_OBJECTIVE:_
Output every line below without omitting or altering anything.

[Stored records]
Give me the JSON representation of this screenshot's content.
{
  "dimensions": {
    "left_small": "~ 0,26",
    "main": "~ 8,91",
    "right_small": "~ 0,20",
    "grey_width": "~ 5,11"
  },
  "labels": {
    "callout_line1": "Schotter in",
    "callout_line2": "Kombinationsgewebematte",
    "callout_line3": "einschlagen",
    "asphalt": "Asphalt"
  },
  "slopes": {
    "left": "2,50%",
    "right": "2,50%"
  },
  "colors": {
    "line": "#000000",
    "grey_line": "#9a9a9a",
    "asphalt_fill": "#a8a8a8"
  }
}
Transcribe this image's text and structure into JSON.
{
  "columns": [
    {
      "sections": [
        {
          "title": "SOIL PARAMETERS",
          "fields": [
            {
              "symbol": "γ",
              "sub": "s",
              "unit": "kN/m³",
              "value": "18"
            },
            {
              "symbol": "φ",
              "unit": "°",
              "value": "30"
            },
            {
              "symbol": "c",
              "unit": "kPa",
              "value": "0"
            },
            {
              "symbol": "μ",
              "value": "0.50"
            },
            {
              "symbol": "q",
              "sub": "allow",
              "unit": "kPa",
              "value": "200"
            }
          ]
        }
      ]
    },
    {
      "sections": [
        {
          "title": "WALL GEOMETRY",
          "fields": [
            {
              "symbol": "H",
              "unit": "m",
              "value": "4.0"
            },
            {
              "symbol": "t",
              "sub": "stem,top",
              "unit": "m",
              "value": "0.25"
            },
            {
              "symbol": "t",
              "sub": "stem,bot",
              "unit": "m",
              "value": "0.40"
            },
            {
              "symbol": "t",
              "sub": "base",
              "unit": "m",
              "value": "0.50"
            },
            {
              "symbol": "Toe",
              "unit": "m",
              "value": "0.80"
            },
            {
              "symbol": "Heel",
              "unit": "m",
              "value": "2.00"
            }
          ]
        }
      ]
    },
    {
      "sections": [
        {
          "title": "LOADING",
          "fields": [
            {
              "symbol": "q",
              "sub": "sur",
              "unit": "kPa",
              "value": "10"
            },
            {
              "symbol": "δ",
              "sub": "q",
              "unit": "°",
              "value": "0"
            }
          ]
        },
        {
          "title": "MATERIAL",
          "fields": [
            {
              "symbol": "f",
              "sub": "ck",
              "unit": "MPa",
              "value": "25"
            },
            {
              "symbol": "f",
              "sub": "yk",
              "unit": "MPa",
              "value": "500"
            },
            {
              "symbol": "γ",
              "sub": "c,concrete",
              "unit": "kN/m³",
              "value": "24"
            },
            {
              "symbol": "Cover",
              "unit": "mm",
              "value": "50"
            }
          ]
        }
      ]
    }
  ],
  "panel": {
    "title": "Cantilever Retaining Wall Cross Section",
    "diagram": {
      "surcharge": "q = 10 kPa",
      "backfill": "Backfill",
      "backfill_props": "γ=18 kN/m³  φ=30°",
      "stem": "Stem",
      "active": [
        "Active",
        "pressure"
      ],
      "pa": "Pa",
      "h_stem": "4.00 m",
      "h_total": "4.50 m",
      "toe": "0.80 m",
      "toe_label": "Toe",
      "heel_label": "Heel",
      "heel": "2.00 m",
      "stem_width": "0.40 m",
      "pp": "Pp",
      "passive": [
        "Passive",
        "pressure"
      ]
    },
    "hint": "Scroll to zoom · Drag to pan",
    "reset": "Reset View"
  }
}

_FINAL RESULT:_
Give me the JSON representation of this screenshot's content.
{
  "dimensions": {
    "left_small": "~ 0,26",
    "main": "~ 8,91",
    "right_small": "~ 0,20",
    "grey_width": "~ 5,11"
  },
  "labels": {
    "callout_line1": "Schotter in",
    "callout_line2": "Kombinationsgewebematte",
    "callout_line3": "einschlagen",
    "asphalt": "Asphalt"
  },
  "slopes": {
    "left": "2,50%",
    "right": "2,50%"
  },
  "colors": {
    "line": "#000000",
    "grey_line": "#9a9a9a",
    "asphalt_fill": "#a8a8a8"
  }
}
Transcribe this image's text and structure into JSON.
{
  "columns": [
    {
      "sections": [
        {
          "title": "SOIL PARAMETERS",
          "fields": [
            {
              "symbol": "γ",
              "sub": "s",
              "unit": "kN/m³",
              "value": "18"
            },
            {
              "symbol": "φ",
              "unit": "°",
              "value": "30"
            },
            {
              "symbol": "c",
              "unit": "kPa",
              "value": "0"
            },
            {
              "symbol": "μ",
              "value": "0.50"
            },
            {
              "symbol": "q",
              "sub": "allow",
              "unit": "kPa",
              "value": "200"
            }
          ]
        }
      ]
    },
    {
      "sections": [
        {
          "title": "WALL GEOMETRY",
          "fields": [
            {
              "symbol": "H",
              "unit": "m",
              "value": "4.0"
            },
            {
              "symbol": "t",
              "sub": "stem,top",
              "unit": "m",
              "value": "0.25"
            },
            {
              "symbol": "t",
              "sub": "stem,bot",
              "unit": "m",
              "value": "0.40"
            },
            {
              "symbol": "t",
              "sub": "base",
              "unit": "m",
              "value": "0.50"
            },
            {
              "symbol": "Toe",
              "unit": "m",
              "value": "0.80"
            },
            {
              "symbol": "Heel",
              "unit": "m",
              "value": "2.00"
            }
          ]
        }
      ]
    },
    {
      "sections": [
        {
          "title": "LOADING",
          "fields": [
            {
              "symbol": "q",
              "sub": "sur",
              "unit": "kPa",
              "value": "10"
            },
            {
              "symbol": "δ",
              "sub": "q",
              "unit": "°",
              "value": "0"
            }
          ]
        },
        {
          "title": "MATERIAL",
          "fields": [
            {
              "symbol": "f",
              "sub": "ck",
              "unit": "MPa",
              "value": "25"
            },
            {
              "symbol": "f",
              "sub": "yk",
              "unit": "MPa",
              "value": "500"
            },
            {
              "symbol": "γ",
              "sub": "c,concrete",
              "unit": "kN/m³",
              "value": "24"
            },
            {
              "symbol": "Cover",
              "unit": "mm",
              "value": "50"
            }
          ]
        }
      ]
    }
  ],
  "panel": {
    "title": "Cantilever Retaining Wall Cross Section",
    "diagram": {
      "surcharge": "q = 10 kPa",
      "backfill": "Backfill",
      "backfill_props": "γ=18 kN/m³  φ=30°",
      "stem": "Stem",
      "active": [
        "Active",
        "pressure"
      ],
      "pa": "Pa",
      "h_stem": "4.00 m",
      "h_total": "4.50 m",
      "toe": "0.80 m",
      "toe_label": "Toe",
      "heel_label": "Heel",
      "heel": "2.00 m",
      "stem_width": "0.40 m",
      "pp": "Pp",
      "passive": [
        "Passive",
        "pressure"
      ]
    },
    "hint": "Scroll to zoom · Drag to pan",
    "reset": "Reset View"
  }
}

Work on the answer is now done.